» **WORKING DATA**
## Begin
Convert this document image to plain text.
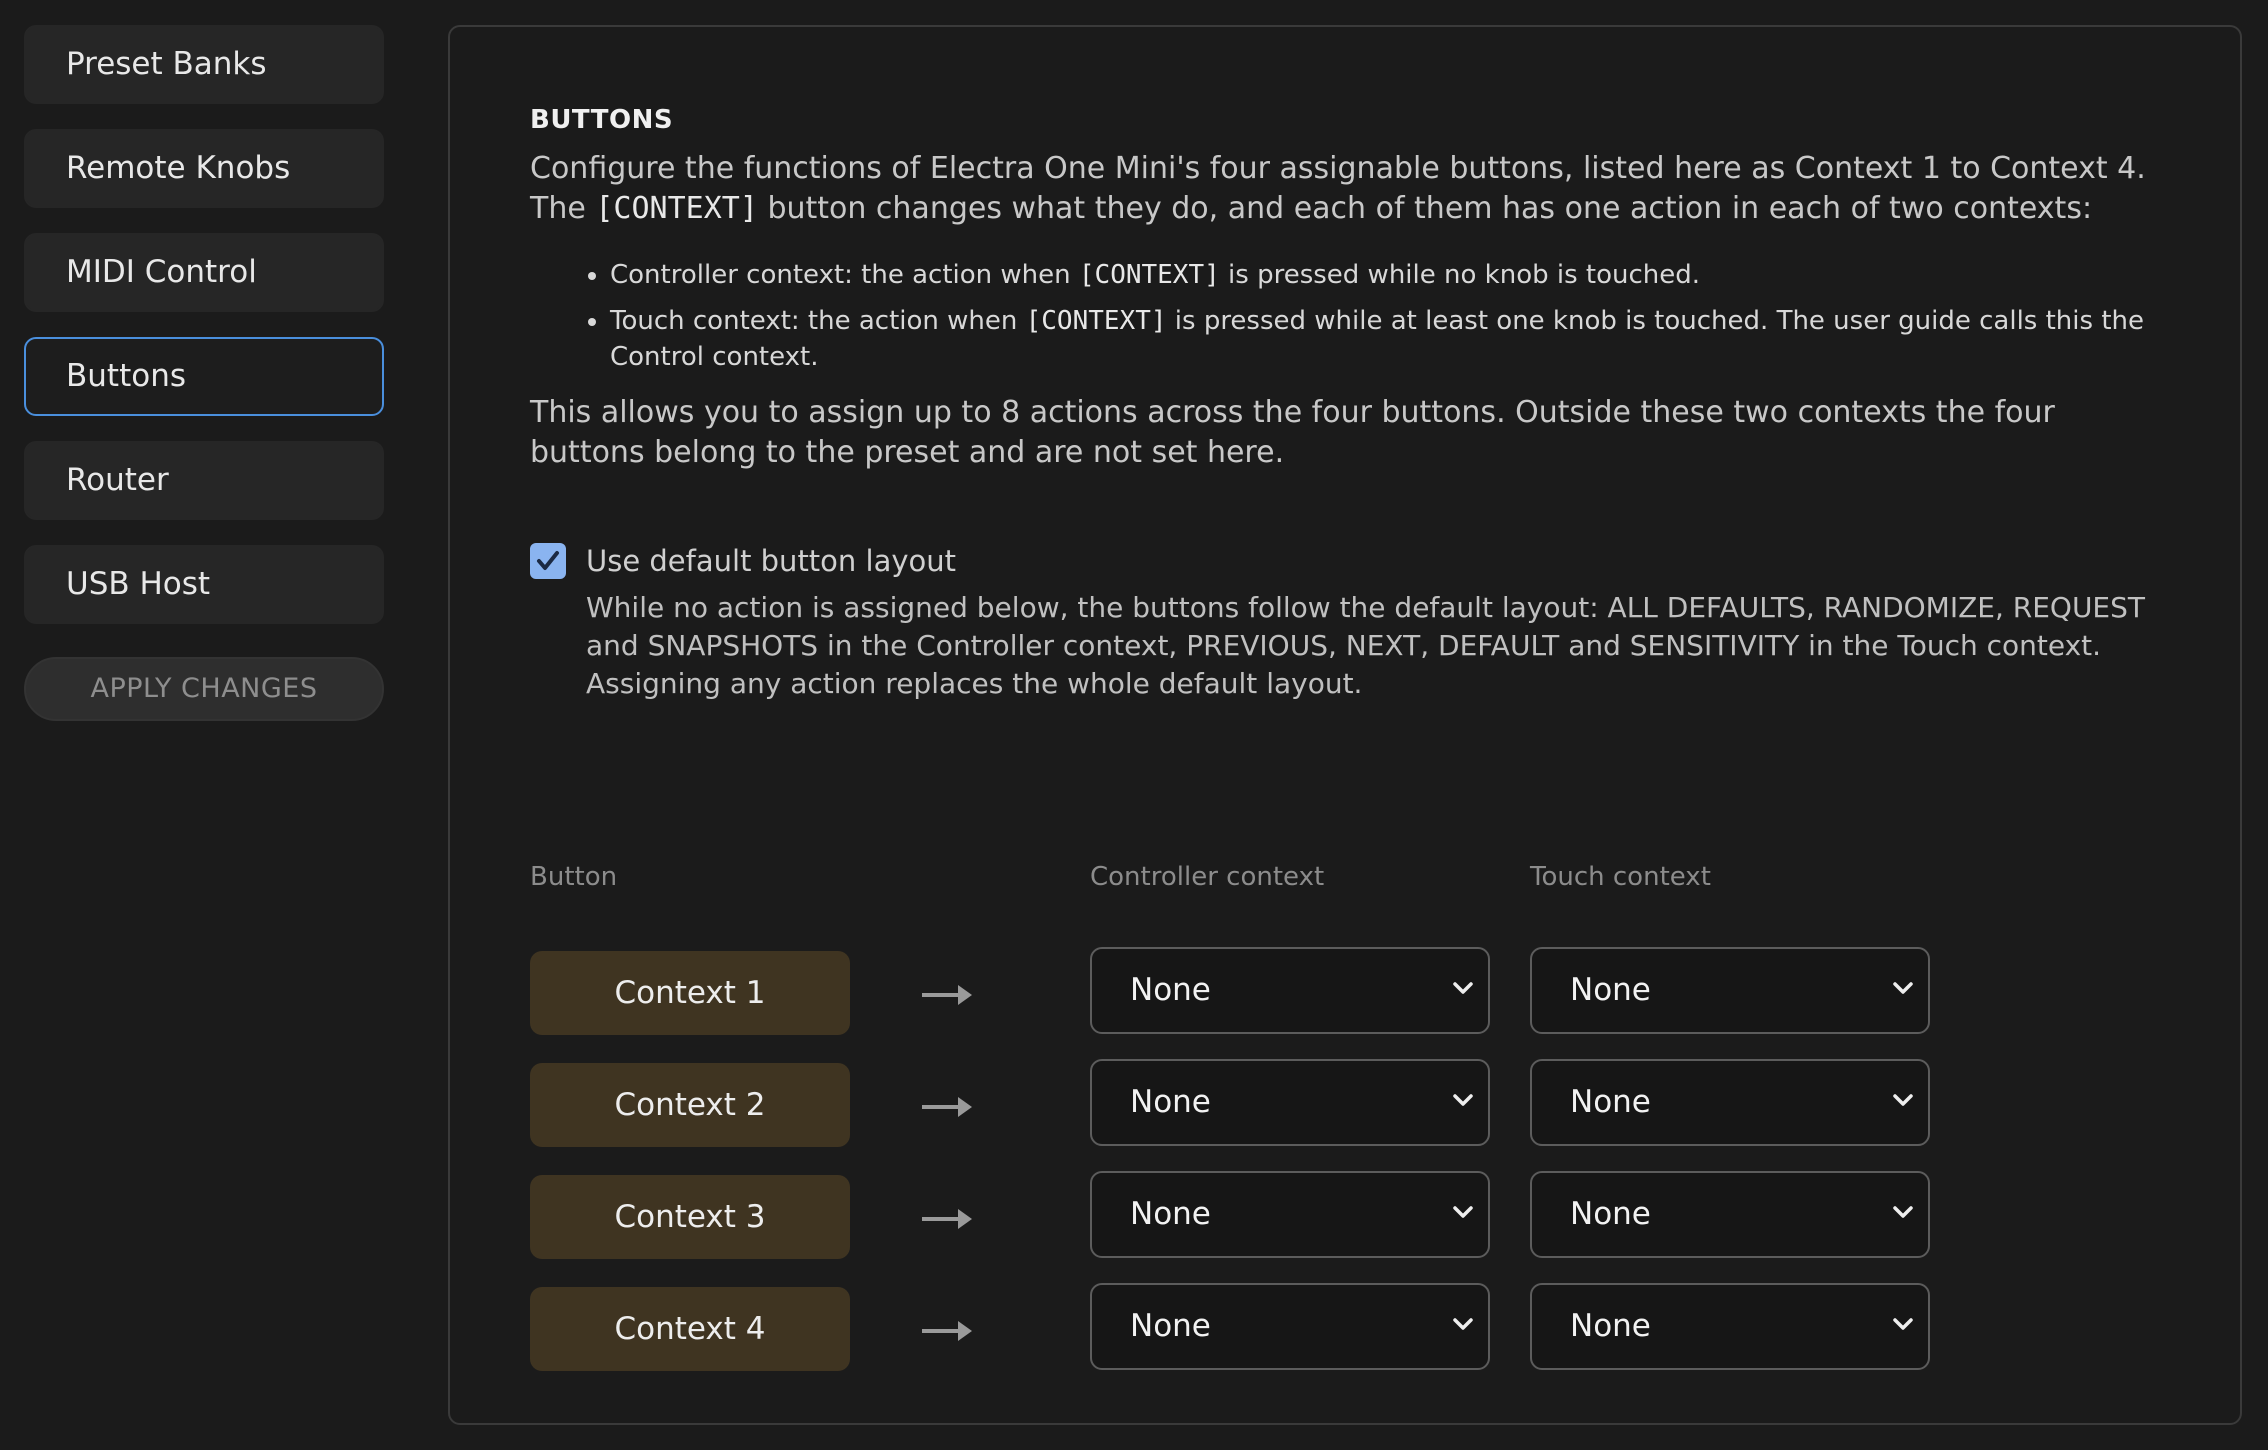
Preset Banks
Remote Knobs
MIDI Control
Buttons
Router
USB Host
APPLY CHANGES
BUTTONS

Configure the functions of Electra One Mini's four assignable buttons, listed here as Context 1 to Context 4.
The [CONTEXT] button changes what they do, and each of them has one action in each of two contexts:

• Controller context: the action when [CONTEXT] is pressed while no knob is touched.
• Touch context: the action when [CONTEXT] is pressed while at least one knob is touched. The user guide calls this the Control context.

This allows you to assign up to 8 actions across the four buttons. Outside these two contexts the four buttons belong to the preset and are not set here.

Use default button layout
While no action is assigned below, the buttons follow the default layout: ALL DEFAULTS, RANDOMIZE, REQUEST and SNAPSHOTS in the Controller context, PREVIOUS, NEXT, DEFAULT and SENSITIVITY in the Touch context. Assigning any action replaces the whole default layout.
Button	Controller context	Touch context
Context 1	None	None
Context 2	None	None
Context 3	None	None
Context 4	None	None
## End
## Begin
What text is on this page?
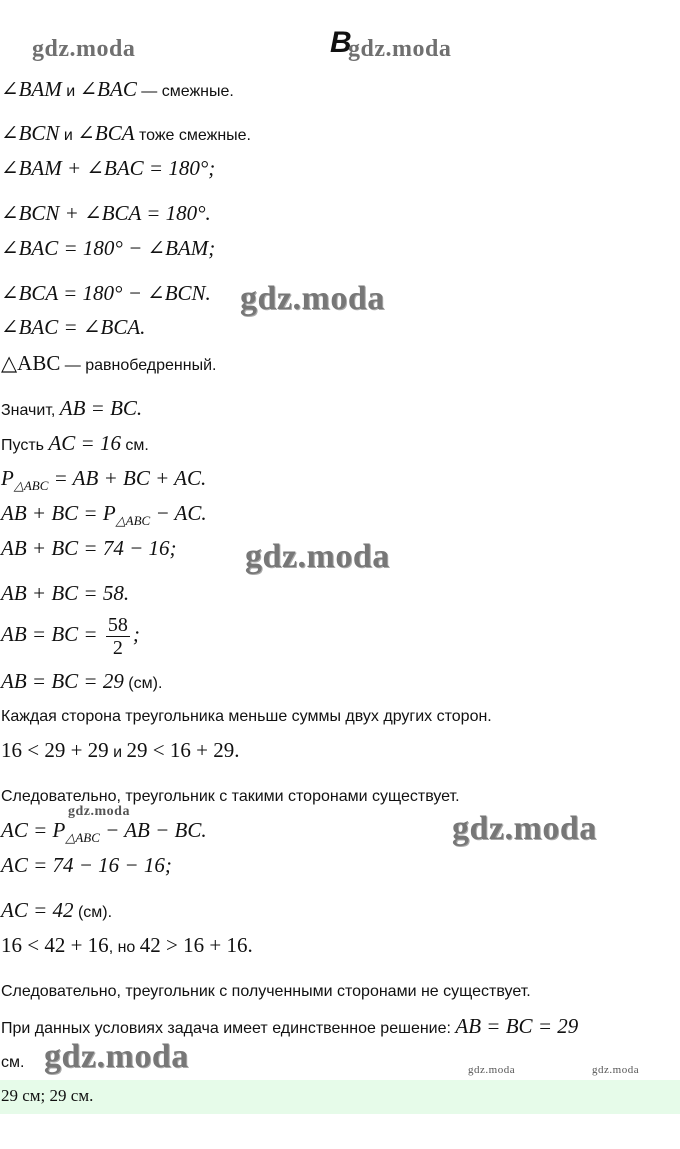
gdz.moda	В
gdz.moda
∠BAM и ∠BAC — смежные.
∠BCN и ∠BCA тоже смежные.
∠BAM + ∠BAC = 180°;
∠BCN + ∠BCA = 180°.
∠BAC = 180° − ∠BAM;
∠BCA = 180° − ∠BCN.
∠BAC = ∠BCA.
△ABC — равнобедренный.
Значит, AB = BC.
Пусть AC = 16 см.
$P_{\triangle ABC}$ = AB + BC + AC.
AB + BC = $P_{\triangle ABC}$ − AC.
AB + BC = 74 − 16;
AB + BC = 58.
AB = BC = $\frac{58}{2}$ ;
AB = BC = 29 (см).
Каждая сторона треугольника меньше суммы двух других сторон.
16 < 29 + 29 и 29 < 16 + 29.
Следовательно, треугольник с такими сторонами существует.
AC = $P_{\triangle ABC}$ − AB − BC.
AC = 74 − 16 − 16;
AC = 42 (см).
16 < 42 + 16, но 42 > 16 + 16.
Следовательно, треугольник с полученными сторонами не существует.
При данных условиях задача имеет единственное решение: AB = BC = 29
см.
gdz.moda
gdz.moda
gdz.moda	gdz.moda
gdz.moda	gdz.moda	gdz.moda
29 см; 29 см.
## End
## Begin
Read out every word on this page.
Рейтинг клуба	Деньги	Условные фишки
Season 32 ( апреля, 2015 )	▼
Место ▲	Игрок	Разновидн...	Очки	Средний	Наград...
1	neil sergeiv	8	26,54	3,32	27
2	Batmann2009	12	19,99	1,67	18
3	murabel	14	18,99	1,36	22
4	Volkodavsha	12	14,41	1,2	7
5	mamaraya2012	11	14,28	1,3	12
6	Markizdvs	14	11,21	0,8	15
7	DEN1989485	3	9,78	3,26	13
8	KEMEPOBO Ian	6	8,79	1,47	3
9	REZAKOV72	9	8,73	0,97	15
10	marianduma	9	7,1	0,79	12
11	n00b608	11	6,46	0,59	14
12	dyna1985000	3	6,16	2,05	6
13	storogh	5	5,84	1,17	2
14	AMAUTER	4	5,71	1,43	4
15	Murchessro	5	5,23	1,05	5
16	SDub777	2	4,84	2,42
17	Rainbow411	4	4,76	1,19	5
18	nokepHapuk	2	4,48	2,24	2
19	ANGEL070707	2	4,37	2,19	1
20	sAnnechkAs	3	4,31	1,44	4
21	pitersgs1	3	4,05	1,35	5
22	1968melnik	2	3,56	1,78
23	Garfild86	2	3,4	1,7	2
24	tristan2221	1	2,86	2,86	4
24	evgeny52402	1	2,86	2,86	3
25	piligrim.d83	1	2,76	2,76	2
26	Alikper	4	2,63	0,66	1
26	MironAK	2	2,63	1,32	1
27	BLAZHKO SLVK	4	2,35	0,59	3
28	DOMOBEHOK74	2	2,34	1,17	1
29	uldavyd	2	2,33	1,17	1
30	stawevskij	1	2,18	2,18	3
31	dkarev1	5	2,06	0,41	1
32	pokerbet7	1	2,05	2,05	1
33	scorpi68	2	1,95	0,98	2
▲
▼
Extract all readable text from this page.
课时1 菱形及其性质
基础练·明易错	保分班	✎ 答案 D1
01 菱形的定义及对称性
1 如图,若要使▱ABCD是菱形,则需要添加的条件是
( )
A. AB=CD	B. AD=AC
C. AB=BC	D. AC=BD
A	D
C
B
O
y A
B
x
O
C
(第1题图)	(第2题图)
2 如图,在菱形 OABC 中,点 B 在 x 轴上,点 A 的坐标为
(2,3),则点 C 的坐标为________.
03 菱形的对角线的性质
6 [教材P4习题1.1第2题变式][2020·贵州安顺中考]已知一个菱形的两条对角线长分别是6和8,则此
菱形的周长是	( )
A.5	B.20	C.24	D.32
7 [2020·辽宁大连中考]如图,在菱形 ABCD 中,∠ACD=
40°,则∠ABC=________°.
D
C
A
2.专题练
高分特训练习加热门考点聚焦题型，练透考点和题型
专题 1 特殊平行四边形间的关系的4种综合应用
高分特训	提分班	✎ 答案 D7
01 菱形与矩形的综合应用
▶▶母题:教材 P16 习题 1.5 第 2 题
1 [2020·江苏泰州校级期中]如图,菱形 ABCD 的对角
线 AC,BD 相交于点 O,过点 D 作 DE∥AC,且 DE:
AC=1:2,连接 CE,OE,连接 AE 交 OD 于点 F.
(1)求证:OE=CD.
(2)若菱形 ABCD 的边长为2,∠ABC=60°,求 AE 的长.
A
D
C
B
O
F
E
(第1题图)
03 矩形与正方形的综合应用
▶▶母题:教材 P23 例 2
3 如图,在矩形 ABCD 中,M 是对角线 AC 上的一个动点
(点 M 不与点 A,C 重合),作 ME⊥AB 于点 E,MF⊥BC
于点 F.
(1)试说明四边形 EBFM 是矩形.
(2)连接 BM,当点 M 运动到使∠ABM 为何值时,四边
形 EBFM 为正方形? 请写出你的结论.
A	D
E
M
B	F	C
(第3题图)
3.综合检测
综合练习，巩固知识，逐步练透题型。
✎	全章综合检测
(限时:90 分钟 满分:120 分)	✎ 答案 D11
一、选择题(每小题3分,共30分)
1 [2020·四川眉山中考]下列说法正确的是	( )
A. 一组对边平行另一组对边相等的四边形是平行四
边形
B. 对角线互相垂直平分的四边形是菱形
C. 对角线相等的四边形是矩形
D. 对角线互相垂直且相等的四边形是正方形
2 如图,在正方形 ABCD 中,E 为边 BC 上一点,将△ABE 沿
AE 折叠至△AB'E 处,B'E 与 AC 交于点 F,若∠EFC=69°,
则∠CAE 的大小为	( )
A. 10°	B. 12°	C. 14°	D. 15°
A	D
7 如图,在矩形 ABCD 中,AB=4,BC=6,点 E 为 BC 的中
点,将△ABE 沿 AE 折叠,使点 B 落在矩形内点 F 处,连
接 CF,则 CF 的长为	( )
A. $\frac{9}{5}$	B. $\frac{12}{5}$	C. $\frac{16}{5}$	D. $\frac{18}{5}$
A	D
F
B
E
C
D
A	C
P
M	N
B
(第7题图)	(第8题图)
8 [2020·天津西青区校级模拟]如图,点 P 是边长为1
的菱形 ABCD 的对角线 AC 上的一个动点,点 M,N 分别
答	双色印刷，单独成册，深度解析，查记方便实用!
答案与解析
## End
» **EXERCISE DIRECTIONS**
Count how many lines above include the word "Следовательно" and answer with that figure only.

» **SOLUTION FOR THIS TASK**
2